Task material.
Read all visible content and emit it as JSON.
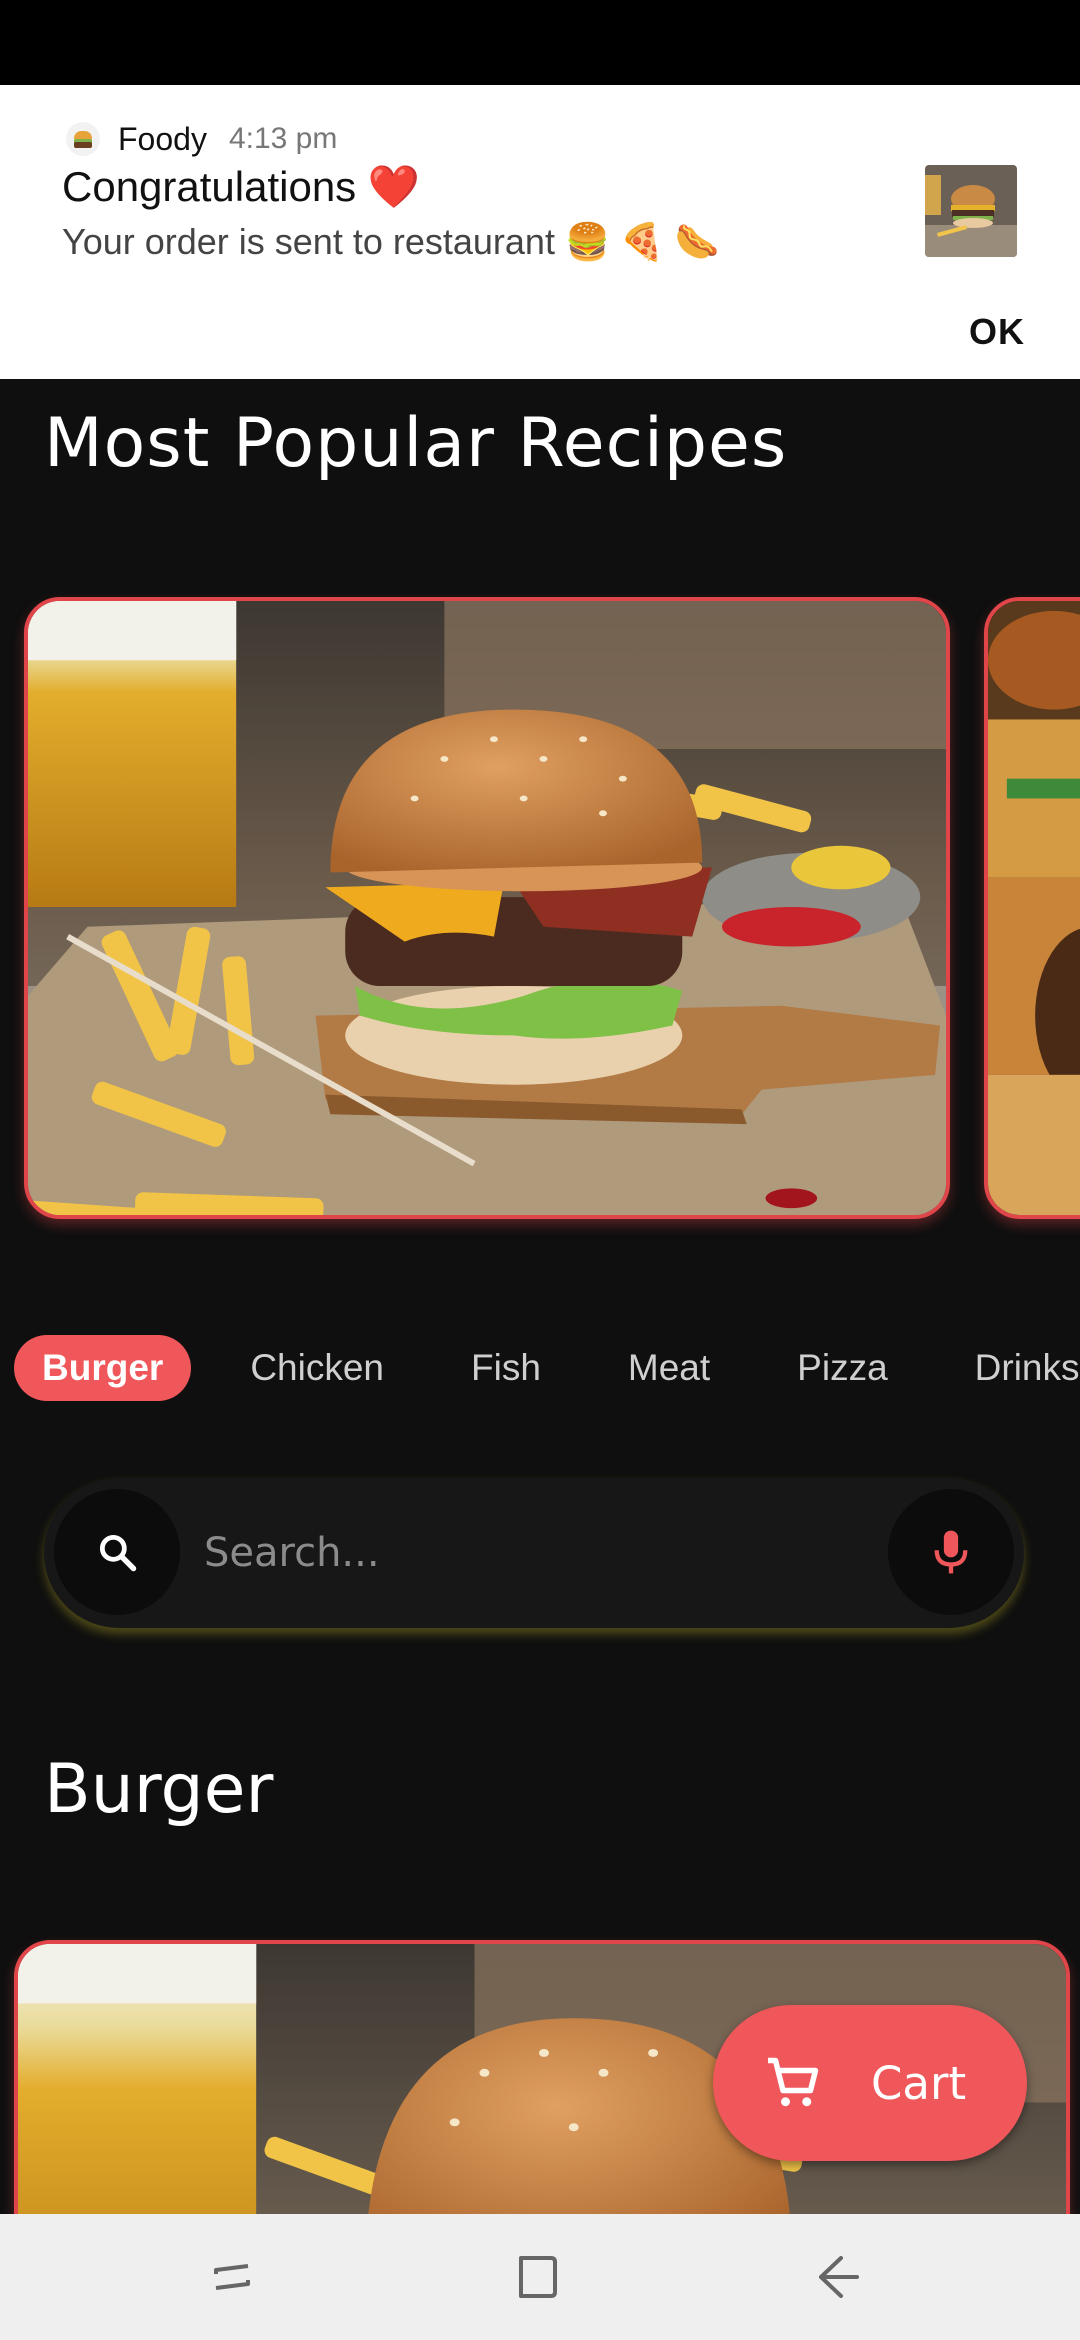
{
  "notification": {
    "app_name": "Foody",
    "time": "4:13 pm",
    "title": "Congratulations ❤️",
    "body": "Your order is sent to restaurant 🍔 🍕 🌭",
    "action": "OK"
  },
  "sections": {
    "popular_title": "Most Popular Recipes",
    "category_title": "Burger"
  },
  "categories": [
    {
      "label": "Burger",
      "active": true
    },
    {
      "label": "Chicken",
      "active": false
    },
    {
      "label": "Fish",
      "active": false
    },
    {
      "label": "Meat",
      "active": false
    },
    {
      "label": "Pizza",
      "active": false
    },
    {
      "label": "Drinks",
      "active": false
    }
  ],
  "search": {
    "placeholder": "Search...",
    "search_icon": "search-icon",
    "mic_icon": "microphone-icon"
  },
  "cart": {
    "label": "Cart",
    "icon": "cart-icon"
  },
  "colors": {
    "accent": "#f0575a",
    "background": "#0f0f0f",
    "search_glow": "#c8be28"
  },
  "navigation": {
    "recents_icon": "recents-icon",
    "home_icon": "home-icon",
    "back_icon": "back-icon"
  }
}
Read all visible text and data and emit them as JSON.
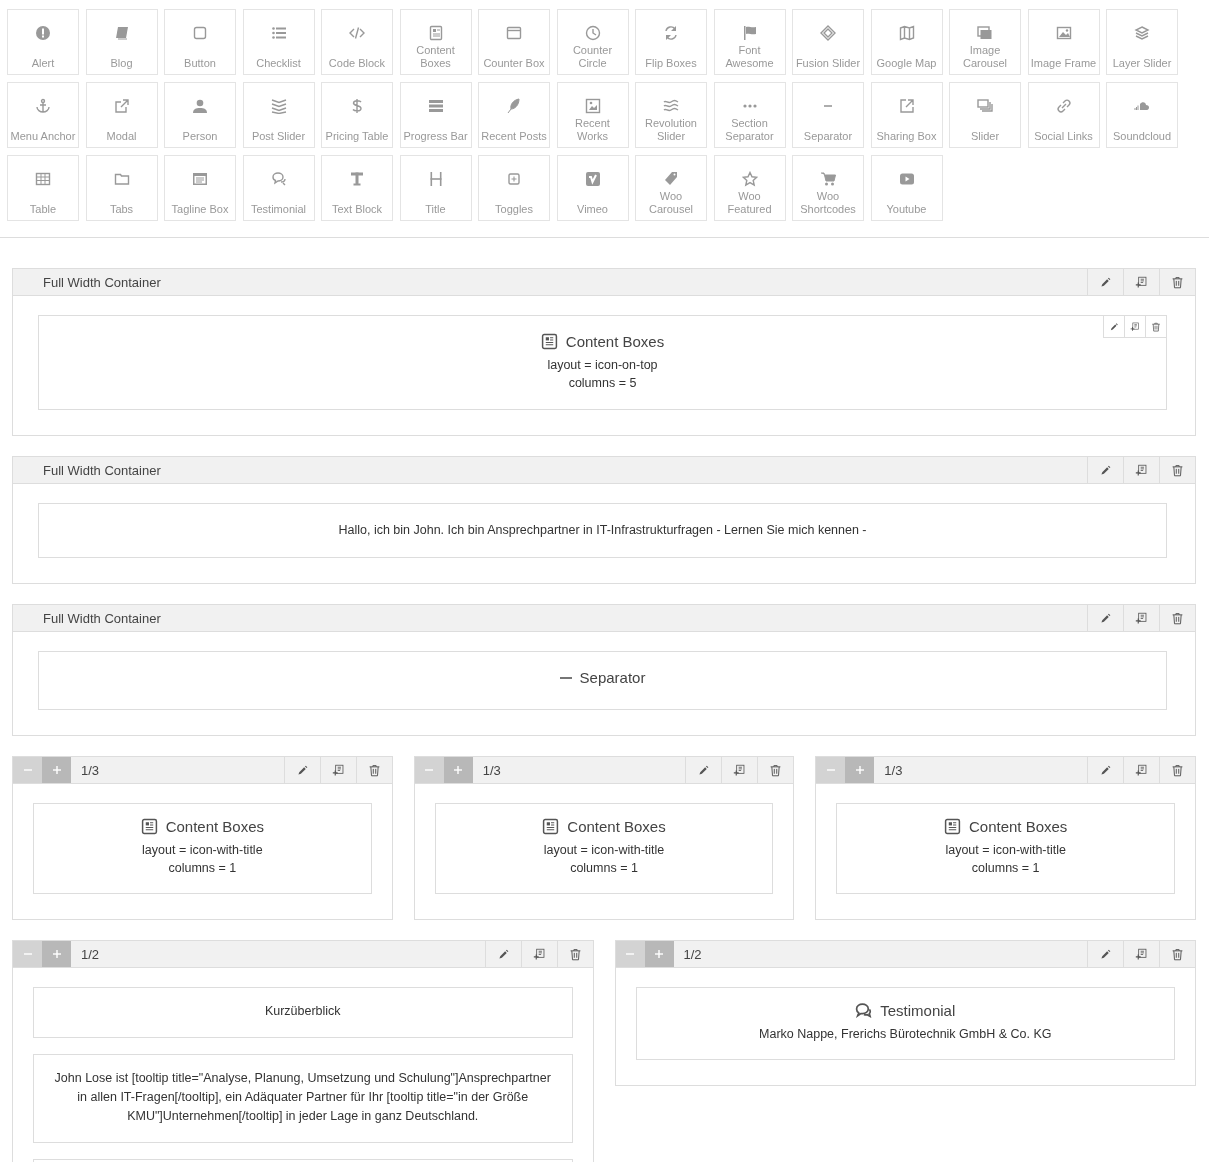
{
  "palette": [
    {
      "label": "Alert"
    },
    {
      "label": "Blog"
    },
    {
      "label": "Button"
    },
    {
      "label": "Checklist"
    },
    {
      "label": "Code Block"
    },
    {
      "label": "Content Boxes"
    },
    {
      "label": "Counter Box"
    },
    {
      "label": "Counter Circle"
    },
    {
      "label": "Flip Boxes"
    },
    {
      "label": "Font Awesome"
    },
    {
      "label": "Fusion Slider"
    },
    {
      "label": "Google Map"
    },
    {
      "label": "Image Carousel"
    },
    {
      "label": "Image Frame"
    },
    {
      "label": "Layer Slider"
    },
    {
      "label": "Menu Anchor"
    },
    {
      "label": "Modal"
    },
    {
      "label": "Person"
    },
    {
      "label": "Post Slider"
    },
    {
      "label": "Pricing Table"
    },
    {
      "label": "Progress Bar"
    },
    {
      "label": "Recent Posts"
    },
    {
      "label": "Recent Works"
    },
    {
      "label": "Revolution Slider"
    },
    {
      "label": "Section Separator"
    },
    {
      "label": "Separator"
    },
    {
      "label": "Sharing Box"
    },
    {
      "label": "Slider"
    },
    {
      "label": "Social Links"
    },
    {
      "label": "Soundcloud"
    },
    {
      "label": "Table"
    },
    {
      "label": "Tabs"
    },
    {
      "label": "Tagline Box"
    },
    {
      "label": "Testimonial"
    },
    {
      "label": "Text Block"
    },
    {
      "label": "Title"
    },
    {
      "label": "Toggles"
    },
    {
      "label": "Vimeo"
    },
    {
      "label": "Woo Carousel"
    },
    {
      "label": "Woo Featured"
    },
    {
      "label": "Woo Shortcodes"
    },
    {
      "label": "Youtube"
    }
  ],
  "rows": [
    {
      "kind": "full",
      "title": "Full Width Container",
      "elements": [
        {
          "kind": "content-boxes",
          "title": "Content Boxes",
          "lines": [
            "layout = icon-on-top",
            "columns = 5"
          ],
          "tools": true
        }
      ]
    },
    {
      "kind": "full",
      "title": "Full Width Container",
      "elements": [
        {
          "kind": "text",
          "text": "Hallo, ich bin John. Ich bin Ansprechpartner in IT-Infrastrukturfragen - Lernen Sie mich kennen -"
        }
      ]
    },
    {
      "kind": "full",
      "title": "Full Width Container",
      "elements": [
        {
          "kind": "separator",
          "title": "Separator"
        }
      ]
    },
    {
      "kind": "columns",
      "columns": [
        {
          "label": "1/3",
          "elements": [
            {
              "kind": "content-boxes",
              "title": "Content Boxes",
              "lines": [
                "layout = icon-with-title",
                "columns = 1"
              ]
            }
          ]
        },
        {
          "label": "1/3",
          "elements": [
            {
              "kind": "content-boxes",
              "title": "Content Boxes",
              "lines": [
                "layout = icon-with-title",
                "columns = 1"
              ]
            }
          ]
        },
        {
          "label": "1/3",
          "elements": [
            {
              "kind": "content-boxes",
              "title": "Content Boxes",
              "lines": [
                "layout = icon-with-title",
                "columns = 1"
              ]
            }
          ]
        }
      ]
    },
    {
      "kind": "columns",
      "columns": [
        {
          "label": "1/2",
          "elements": [
            {
              "kind": "text",
              "text": "Kurzüberblick"
            },
            {
              "kind": "text",
              "text": "John Lose ist [tooltip title=\"Analyse, Planung, Umsetzung und Schulung\"]Ansprechpartner in allen IT-Fragen[/tooltip], ein Adäquater Partner für Ihr [tooltip title=\"in der Größe KMU\"]Unternehmen[/tooltip] in jeder Lage in ganz Deutschland."
            },
            {
              "kind": "blank"
            }
          ]
        },
        {
          "label": "1/2",
          "elements": [
            {
              "kind": "testimonial",
              "title": "Testimonial",
              "lines": [
                "Marko Nappe, Frerichs Bürotechnik GmbH & Co. KG"
              ]
            }
          ]
        }
      ]
    }
  ]
}
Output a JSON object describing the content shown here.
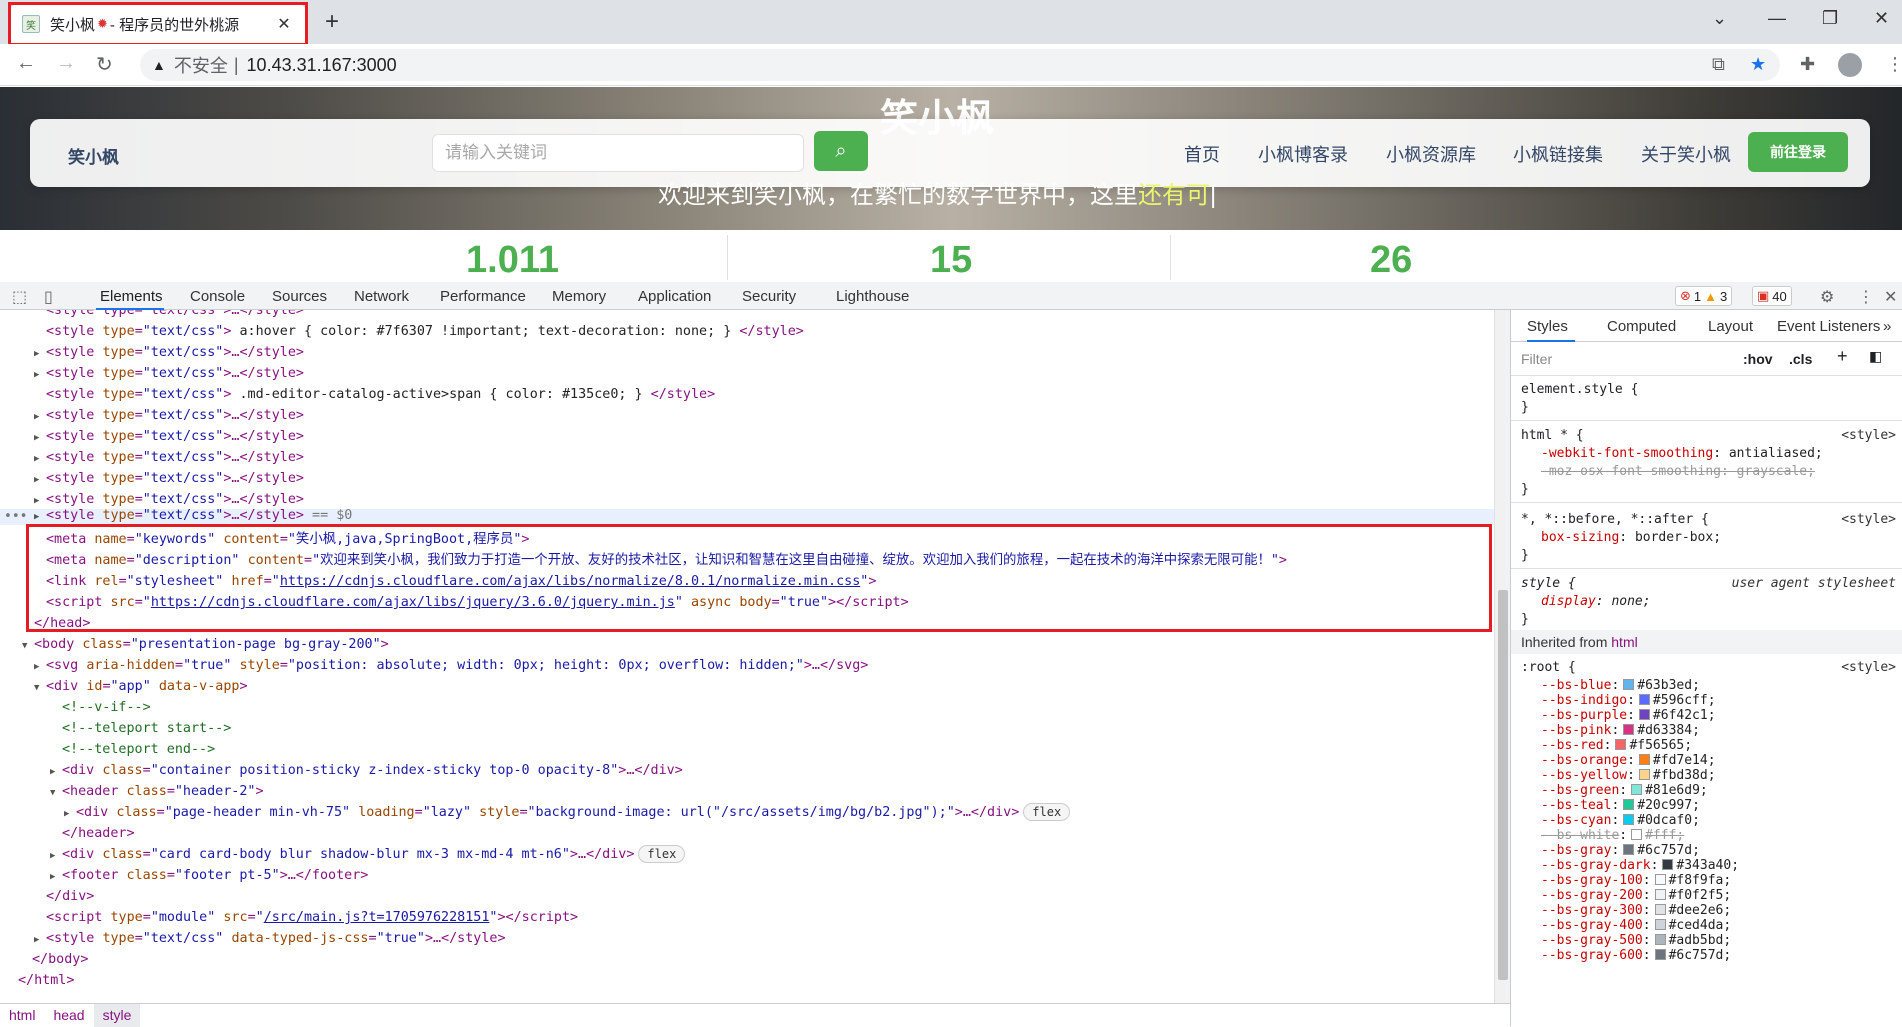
{
  "browser": {
    "tab_title": "笑小枫",
    "tab_title_suffix": " - 程序员的世外桃源",
    "favicon_text": "笑",
    "insecure_label": "不安全",
    "separator": "|",
    "url": "10.43.31.167:3000"
  },
  "site": {
    "hero_title": "笑小枫",
    "brand": "笑小枫",
    "search_placeholder": "请输入关键词",
    "nav": [
      "首页",
      "小枫博客录",
      "小枫资源库",
      "小枫链接集",
      "关于笑小枫"
    ],
    "login": "前往登录",
    "welcome_main": "欢迎来到笑小枫，在繁忙的数字世界中，这里",
    "welcome_highlight": "还有可",
    "welcome_cursor": "|",
    "stats": [
      "1.011",
      "15",
      "26"
    ]
  },
  "devtools": {
    "tabs": [
      "Elements",
      "Console",
      "Sources",
      "Network",
      "Performance",
      "Memory",
      "Application",
      "Security",
      "Lighthouse"
    ],
    "errors": "1",
    "warnings": "3",
    "issues": "40",
    "breadcrumbs": [
      "html",
      "head",
      "style"
    ],
    "styles_tabs": [
      "Styles",
      "Computed",
      "Layout",
      "Event Listeners"
    ],
    "filter_placeholder": "Filter",
    "hov": ":hov",
    "cls": ".cls",
    "dom": {
      "l0": "<style type=\"text/css\">…</style>",
      "l1_text": " a:hover { color: #7f6307 !important; text-decoration: none; } ",
      "style_open": "<style",
      "type_attr": "type",
      "type_val": "\"text/css\"",
      "collapsed": ">…</style>",
      "l3_text": " .md-editor-catalog-active>span { color: #135ce0; } ",
      "style_close": "</style>",
      "eq0": " == $0",
      "meta_kw_content": "\"笑小枫,java,SpringBoot,程序员\"",
      "meta_desc_content": "\"欢迎来到笑小枫，我们致力于打造一个开放、友好的技术社区，让知识和智慧在这里自由碰撞、绽放。欢迎加入我们的旅程，一起在技术的海洋中探索无限可能！\"",
      "link_href": "https://cdnjs.cloudflare.com/ajax/libs/normalize/8.0.1/normalize.min.css",
      "script_src": "https://cdnjs.cloudflare.com/ajax/libs/jquery/3.6.0/jquery.min.js",
      "head_close": "</head>",
      "body_class": "\"presentation-page bg-gray-200\"",
      "svg_style": "\"position: absolute; width: 0px; height: 0px; overflow: hidden;\"",
      "comment_vif": "<!--v-if-->",
      "comment_tp_start": "<!--teleport start-->",
      "comment_tp_end": "<!--teleport end-->",
      "div_container_class": "\"container position-sticky z-index-sticky top-0 opacity-8\"",
      "header_class": "\"header-2\"",
      "page_header_class": "\"page-header min-vh-75\"",
      "page_header_style": "\"background-image: url(\"/src/assets/img/bg/b2.jpg\");\"",
      "flex": "flex",
      "header_close": "</header>",
      "card_class": "\"card card-body blur shadow-blur mx-3 mx-md-4 mt-n6\"",
      "footer_class": "\"footer pt-5\"",
      "div_close": "</div>",
      "main_src": "/src/main.js?t=1705976228151",
      "typed_css": "\"true\"",
      "body_close": "</body>",
      "html_close": "</html>"
    },
    "styles": {
      "element_style": "element.style {",
      "html_star": "html * {",
      "origin_style": "<style>",
      "webkit_prop": "-webkit-font-smoothing",
      "webkit_val": "antialiased;",
      "moz_prop": "-moz-osx-font-smoothing",
      "moz_val": "grayscale;",
      "star_sel": "*, *::before, *::after {",
      "bs_prop": "box-sizing",
      "bs_val": "border-box;",
      "style_sel": "style {",
      "ua_origin": "user agent stylesheet",
      "display_prop": "display",
      "display_val": "none;",
      "inherited_from": "Inherited from",
      "inherited_tag": "html",
      "root_sel": ":root {",
      "vars": [
        {
          "name": "--bs-blue",
          "value": "#63b3ed",
          "color": "#63b3ed",
          "strike": false
        },
        {
          "name": "--bs-indigo",
          "value": "#596cff",
          "color": "#596cff",
          "strike": false
        },
        {
          "name": "--bs-purple",
          "value": "#6f42c1",
          "color": "#6f42c1",
          "strike": false
        },
        {
          "name": "--bs-pink",
          "value": "#d63384",
          "color": "#d63384",
          "strike": false
        },
        {
          "name": "--bs-red",
          "value": "#f56565",
          "color": "#f56565",
          "strike": false
        },
        {
          "name": "--bs-orange",
          "value": "#fd7e14",
          "color": "#fd7e14",
          "strike": false
        },
        {
          "name": "--bs-yellow",
          "value": "#fbd38d",
          "color": "#fbd38d",
          "strike": false
        },
        {
          "name": "--bs-green",
          "value": "#81e6d9",
          "color": "#81e6d9",
          "strike": false
        },
        {
          "name": "--bs-teal",
          "value": "#20c997",
          "color": "#20c997",
          "strike": false
        },
        {
          "name": "--bs-cyan",
          "value": "#0dcaf0",
          "color": "#0dcaf0",
          "strike": false
        },
        {
          "name": "--bs-white",
          "value": "#fff",
          "color": "#ffffff",
          "strike": true
        },
        {
          "name": "--bs-gray",
          "value": "#6c757d",
          "color": "#6c757d",
          "strike": false
        },
        {
          "name": "--bs-gray-dark",
          "value": "#343a40",
          "color": "#343a40",
          "strike": false
        },
        {
          "name": "--bs-gray-100",
          "value": "#f8f9fa",
          "color": "#f8f9fa",
          "strike": false
        },
        {
          "name": "--bs-gray-200",
          "value": "#f0f2f5",
          "color": "#f0f2f5",
          "strike": false
        },
        {
          "name": "--bs-gray-300",
          "value": "#dee2e6",
          "color": "#dee2e6",
          "strike": false
        },
        {
          "name": "--bs-gray-400",
          "value": "#ced4da",
          "color": "#ced4da",
          "strike": false
        },
        {
          "name": "--bs-gray-500",
          "value": "#adb5bd",
          "color": "#adb5bd",
          "strike": false
        },
        {
          "name": "--bs-gray-600",
          "value": "#6c757d",
          "color": "#6c757d",
          "strike": false
        }
      ]
    }
  },
  "colors": {
    "highlight_red": "#e51c23",
    "accent_green": "#4caf50",
    "devtools_blue": "#1a73e8"
  }
}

Task statement. From the entries above, select each line containing the string "欢迎来到笑小枫".

Output of the task.
    "welcome_main": "欢迎来到笑小枫，在繁忙的数字世界中，这里",
      "meta_desc_content": "\"欢迎来到笑小枫，我们致力于打造一个开放、友好的技术社区，让知识和智慧在这里自由碰撞、绽放。欢迎加入我们的旅程，一起在技术的海洋中探索无限可能！\"",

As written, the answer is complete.